→ **PROBLEM DETAILS**
Every record below should be printed exactly as it appears.

━━━━

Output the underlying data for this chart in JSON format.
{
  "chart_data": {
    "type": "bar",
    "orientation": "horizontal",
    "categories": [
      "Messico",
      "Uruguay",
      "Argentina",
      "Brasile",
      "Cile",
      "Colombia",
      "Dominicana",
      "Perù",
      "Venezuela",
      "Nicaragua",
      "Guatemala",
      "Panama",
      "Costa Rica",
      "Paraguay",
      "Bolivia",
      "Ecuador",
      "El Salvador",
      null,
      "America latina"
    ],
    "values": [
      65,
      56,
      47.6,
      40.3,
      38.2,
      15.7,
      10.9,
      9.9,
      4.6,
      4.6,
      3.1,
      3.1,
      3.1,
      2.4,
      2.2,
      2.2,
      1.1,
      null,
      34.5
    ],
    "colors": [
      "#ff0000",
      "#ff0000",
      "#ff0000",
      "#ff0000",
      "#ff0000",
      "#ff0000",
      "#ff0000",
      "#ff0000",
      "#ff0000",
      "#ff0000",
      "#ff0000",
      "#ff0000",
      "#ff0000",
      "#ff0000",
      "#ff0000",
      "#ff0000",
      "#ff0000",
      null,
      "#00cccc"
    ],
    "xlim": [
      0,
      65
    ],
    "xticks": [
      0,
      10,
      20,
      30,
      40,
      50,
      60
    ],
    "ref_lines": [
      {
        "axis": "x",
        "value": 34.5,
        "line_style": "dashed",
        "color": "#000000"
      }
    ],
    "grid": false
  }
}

━━━━

→ **FULL ANSWER**
Output the underlying data for this chart in JSON format.
{
  "chart_data": {
    "type": "bar",
    "orientation": "horizontal",
    "categories": [
      "Messico",
      "Uruguay",
      "Argentina",
      "Brasile",
      "Cile",
      "Colombia",
      "Dominicana",
      "Perù",
      "Venezuela",
      "Nicaragua",
      "Guatemala",
      "Panama",
      "Costa Rica",
      "Paraguay",
      "Bolivia",
      "Ecuador",
      "El Salvador",
      null,
      "America latina"
    ],
    "values": [
      65,
      56,
      47.6,
      40.3,
      38.2,
      15.7,
      10.9,
      9.9,
      4.6,
      4.6,
      3.1,
      3.1,
      3.1,
      2.4,
      2.2,
      2.2,
      1.1,
      null,
      34.5
    ],
    "colors": [
      "#ff0000",
      "#ff0000",
      "#ff0000",
      "#ff0000",
      "#ff0000",
      "#ff0000",
      "#ff0000",
      "#ff0000",
      "#ff0000",
      "#ff0000",
      "#ff0000",
      "#ff0000",
      "#ff0000",
      "#ff0000",
      "#ff0000",
      "#ff0000",
      "#ff0000",
      null,
      "#00cccc"
    ],
    "xlim": [
      0,
      65
    ],
    "xticks": [
      0,
      10,
      20,
      30,
      40,
      50,
      60
    ],
    "ref_lines": [
      {
        "axis": "x",
        "value": 34.5,
        "line_style": "dashed",
        "color": "#000000"
      }
    ],
    "grid": false
  }
}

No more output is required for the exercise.